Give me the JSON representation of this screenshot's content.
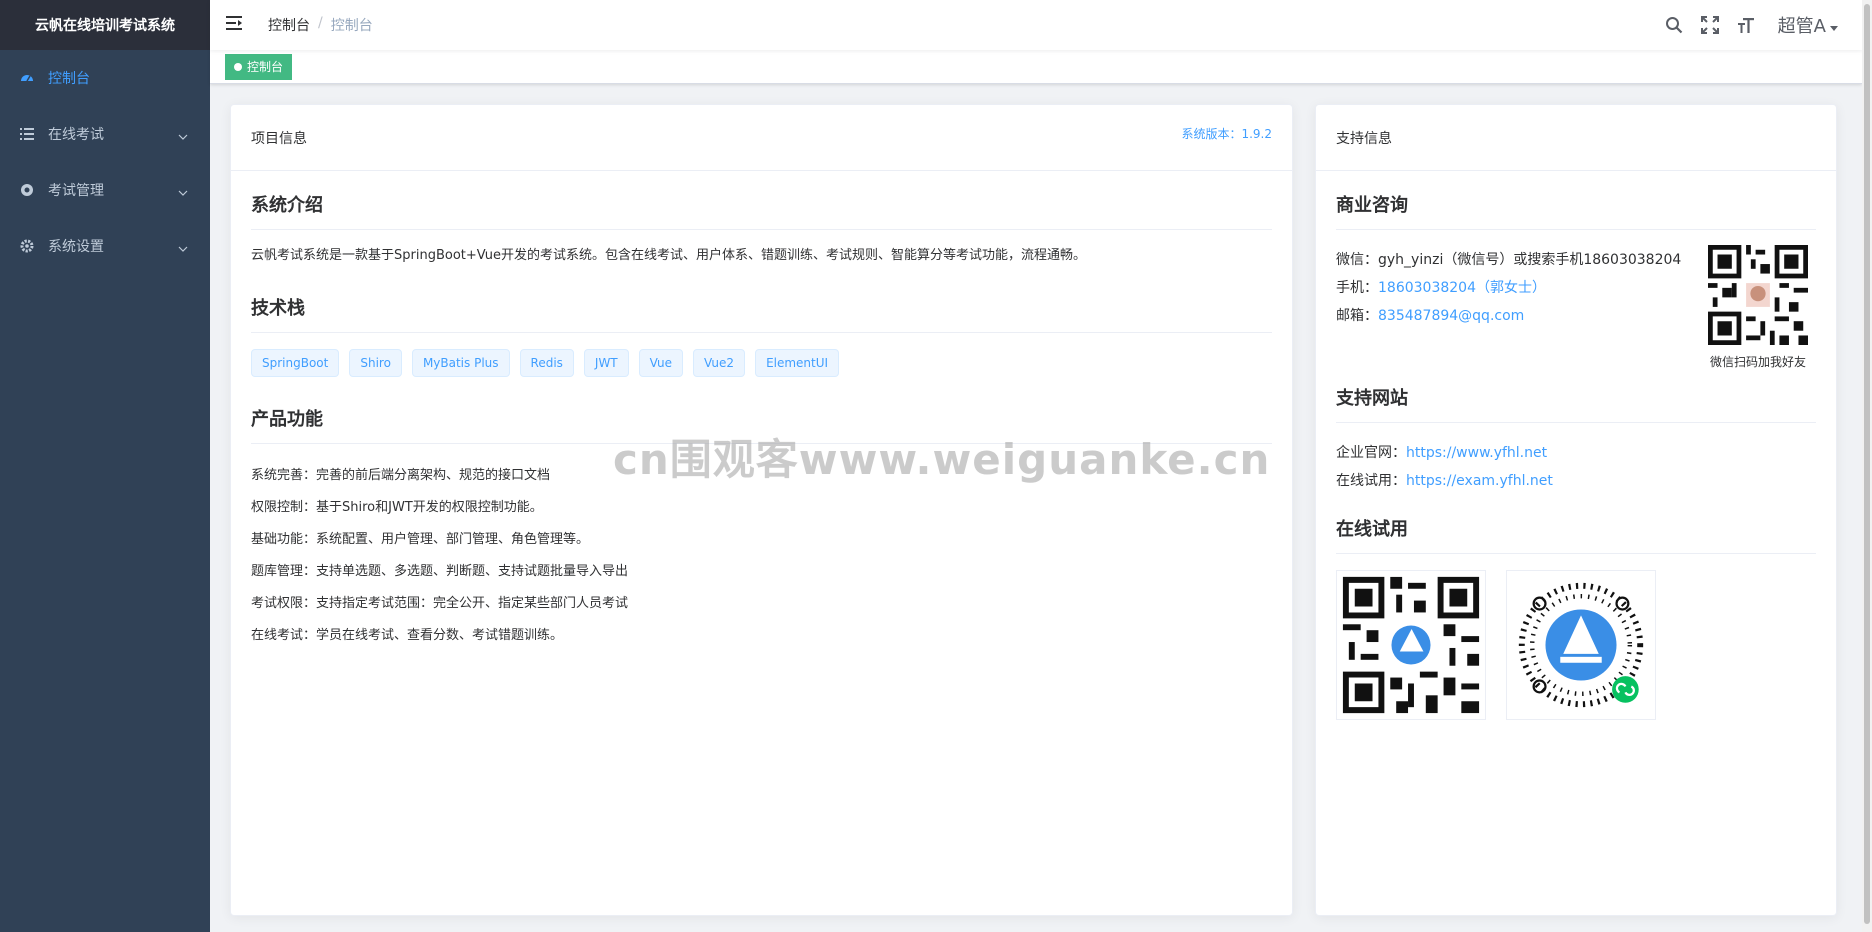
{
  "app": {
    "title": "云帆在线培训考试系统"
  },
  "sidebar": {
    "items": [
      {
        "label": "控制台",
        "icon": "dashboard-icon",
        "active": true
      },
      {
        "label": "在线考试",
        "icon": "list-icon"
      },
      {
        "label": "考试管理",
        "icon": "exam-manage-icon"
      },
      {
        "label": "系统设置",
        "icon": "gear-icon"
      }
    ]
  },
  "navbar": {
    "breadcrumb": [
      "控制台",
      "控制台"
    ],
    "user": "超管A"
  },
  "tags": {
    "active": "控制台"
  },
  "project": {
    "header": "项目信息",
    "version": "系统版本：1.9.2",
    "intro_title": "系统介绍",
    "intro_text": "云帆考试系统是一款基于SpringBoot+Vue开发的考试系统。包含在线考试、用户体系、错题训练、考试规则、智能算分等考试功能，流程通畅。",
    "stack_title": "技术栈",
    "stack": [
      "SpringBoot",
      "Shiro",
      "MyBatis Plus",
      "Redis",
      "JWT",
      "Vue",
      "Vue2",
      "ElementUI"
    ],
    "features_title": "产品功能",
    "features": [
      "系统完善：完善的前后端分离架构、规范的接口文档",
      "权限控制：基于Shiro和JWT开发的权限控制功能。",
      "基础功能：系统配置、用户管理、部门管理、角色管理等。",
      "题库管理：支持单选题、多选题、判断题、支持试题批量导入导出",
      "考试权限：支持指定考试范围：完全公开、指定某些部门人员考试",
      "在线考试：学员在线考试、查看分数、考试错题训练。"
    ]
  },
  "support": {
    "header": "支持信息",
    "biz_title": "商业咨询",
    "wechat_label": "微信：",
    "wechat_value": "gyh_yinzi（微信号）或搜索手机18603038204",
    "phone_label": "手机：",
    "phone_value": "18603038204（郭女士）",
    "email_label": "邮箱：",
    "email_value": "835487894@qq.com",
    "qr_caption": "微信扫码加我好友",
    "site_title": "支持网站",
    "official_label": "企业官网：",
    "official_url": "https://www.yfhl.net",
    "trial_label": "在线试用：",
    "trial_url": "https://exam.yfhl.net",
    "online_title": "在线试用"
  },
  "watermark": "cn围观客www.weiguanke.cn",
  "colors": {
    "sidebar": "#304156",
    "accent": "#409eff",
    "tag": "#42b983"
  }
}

* * * *

● **Aim**
Repeat all of the records verbatim, leaving out the pictures.

● **Output**
Give me the JSON representation of this screenshot's content.
{
  "app": {
    "title": "云帆在线培训考试系统"
  },
  "sidebar": {
    "items": [
      {
        "label": "控制台",
        "icon": "dashboard-icon",
        "active": true
      },
      {
        "label": "在线考试",
        "icon": "list-icon"
      },
      {
        "label": "考试管理",
        "icon": "exam-manage-icon"
      },
      {
        "label": "系统设置",
        "icon": "gear-icon"
      }
    ]
  },
  "navbar": {
    "breadcrumb": [
      "控制台",
      "控制台"
    ],
    "user": "超管A"
  },
  "tags": {
    "active": "控制台"
  },
  "project": {
    "header": "项目信息",
    "version": "系统版本：1.9.2",
    "intro_title": "系统介绍",
    "intro_text": "云帆考试系统是一款基于SpringBoot+Vue开发的考试系统。包含在线考试、用户体系、错题训练、考试规则、智能算分等考试功能，流程通畅。",
    "stack_title": "技术栈",
    "stack": [
      "SpringBoot",
      "Shiro",
      "MyBatis Plus",
      "Redis",
      "JWT",
      "Vue",
      "Vue2",
      "ElementUI"
    ],
    "features_title": "产品功能",
    "features": [
      "系统完善：完善的前后端分离架构、规范的接口文档",
      "权限控制：基于Shiro和JWT开发的权限控制功能。",
      "基础功能：系统配置、用户管理、部门管理、角色管理等。",
      "题库管理：支持单选题、多选题、判断题、支持试题批量导入导出",
      "考试权限：支持指定考试范围：完全公开、指定某些部门人员考试",
      "在线考试：学员在线考试、查看分数、考试错题训练。"
    ]
  },
  "support": {
    "header": "支持信息",
    "biz_title": "商业咨询",
    "wechat_label": "微信：",
    "wechat_value": "gyh_yinzi（微信号）或搜索手机18603038204",
    "phone_label": "手机：",
    "phone_value": "18603038204（郭女士）",
    "email_label": "邮箱：",
    "email_value": "835487894@qq.com",
    "qr_caption": "微信扫码加我好友",
    "site_title": "支持网站",
    "official_label": "企业官网：",
    "official_url": "https://www.yfhl.net",
    "trial_label": "在线试用：",
    "trial_url": "https://exam.yfhl.net",
    "online_title": "在线试用"
  },
  "watermark": "cn围观客www.weiguanke.cn",
  "colors": {
    "sidebar": "#304156",
    "accent": "#409eff",
    "tag": "#42b983"
  }
}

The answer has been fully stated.